Write every line out verbatim and omit the pictures.

_PROVIDED DATA:_
━━━━━━━━
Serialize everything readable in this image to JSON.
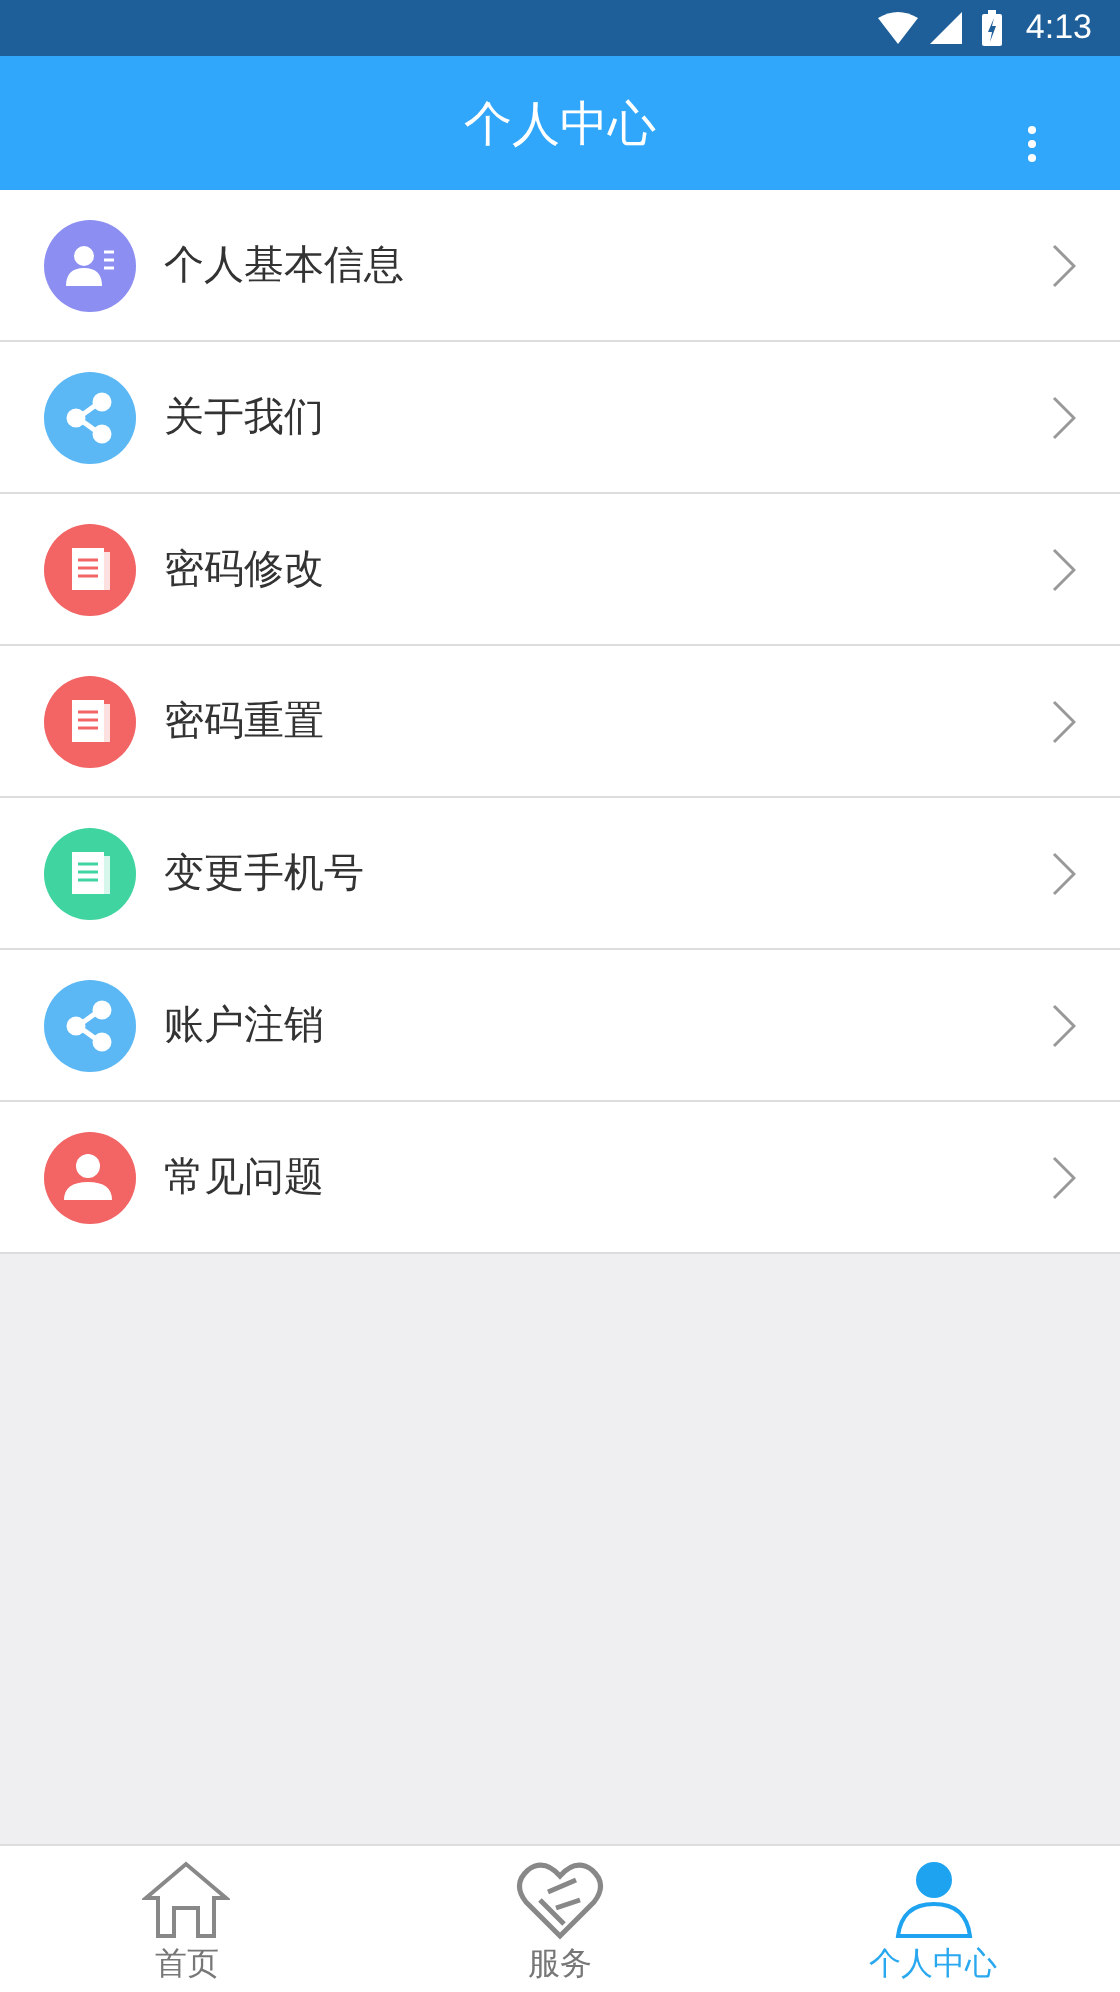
{
  "status_bar": {
    "time": "4:13"
  },
  "app_bar": {
    "title": "个人中心"
  },
  "menu_items": [
    {
      "label": "个人基本信息",
      "kind": "profile",
      "color": "#8c8ef2"
    },
    {
      "label": "关于我们",
      "kind": "share",
      "color": "#5bb8f5"
    },
    {
      "label": "密码修改",
      "kind": "document",
      "color": "#f36464"
    },
    {
      "label": "密码重置",
      "kind": "document",
      "color": "#f36464"
    },
    {
      "label": "变更手机号",
      "kind": "document",
      "color": "#3fd4a0"
    },
    {
      "label": "账户注销",
      "kind": "share",
      "color": "#5bb8f5"
    },
    {
      "label": "常见问题",
      "kind": "user",
      "color": "#f36464"
    }
  ],
  "tabs": [
    {
      "label": "首页",
      "kind": "home",
      "selected": false
    },
    {
      "label": "服务",
      "kind": "handshake",
      "selected": false
    },
    {
      "label": "个人中心",
      "kind": "person",
      "selected": true
    }
  ]
}
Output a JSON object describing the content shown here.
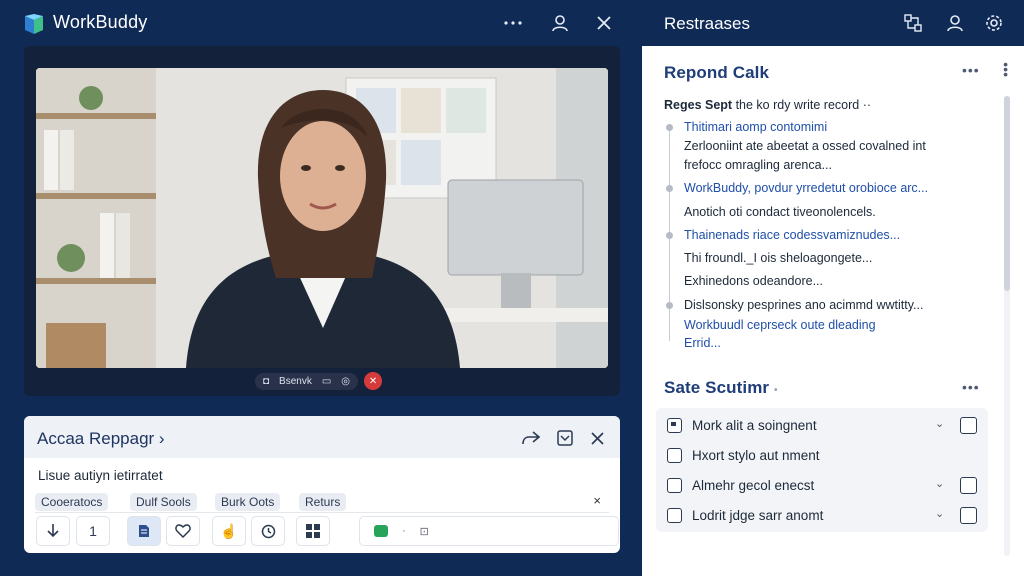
━━━━━━━━
_RESULT BELOW:_
Serialize everything readable in this image to JSON.
{
  "status_bar": {
    "time": "4:13"
  },
  "app_bar": {
    "title": "个人中心"
  },
  "menu_items": [
    {
      "label": "个人基本信息",
      "kind": "profile",
      "color": "#8c8ef2"
    },
    {
      "label": "关于我们",
      "kind": "share",
      "color": "#5bb8f5"
    },
    {
      "label": "密码修改",
      "kind": "document",
      "color": "#f36464"
    },
    {
      "label": "密码重置",
      "kind": "document",
      "color": "#f36464"
    },
    {
      "label": "变更手机号",
      "kind": "document",
      "color": "#3fd4a0"
    },
    {
      "label": "账户注销",
      "kind": "share",
      "color": "#5bb8f5"
    },
    {
      "label": "常见问题",
      "kind": "user",
      "color": "#f36464"
    }
  ],
  "tabs": [
    {
      "label": "首页",
      "kind": "home",
      "selected": false
    },
    {
      "label": "服务",
      "kind": "handshake",
      "selected": false
    },
    {
      "label": "个人中心",
      "kind": "person",
      "selected": true
    }
  ]
}
Output a JSON object describing the content shown here.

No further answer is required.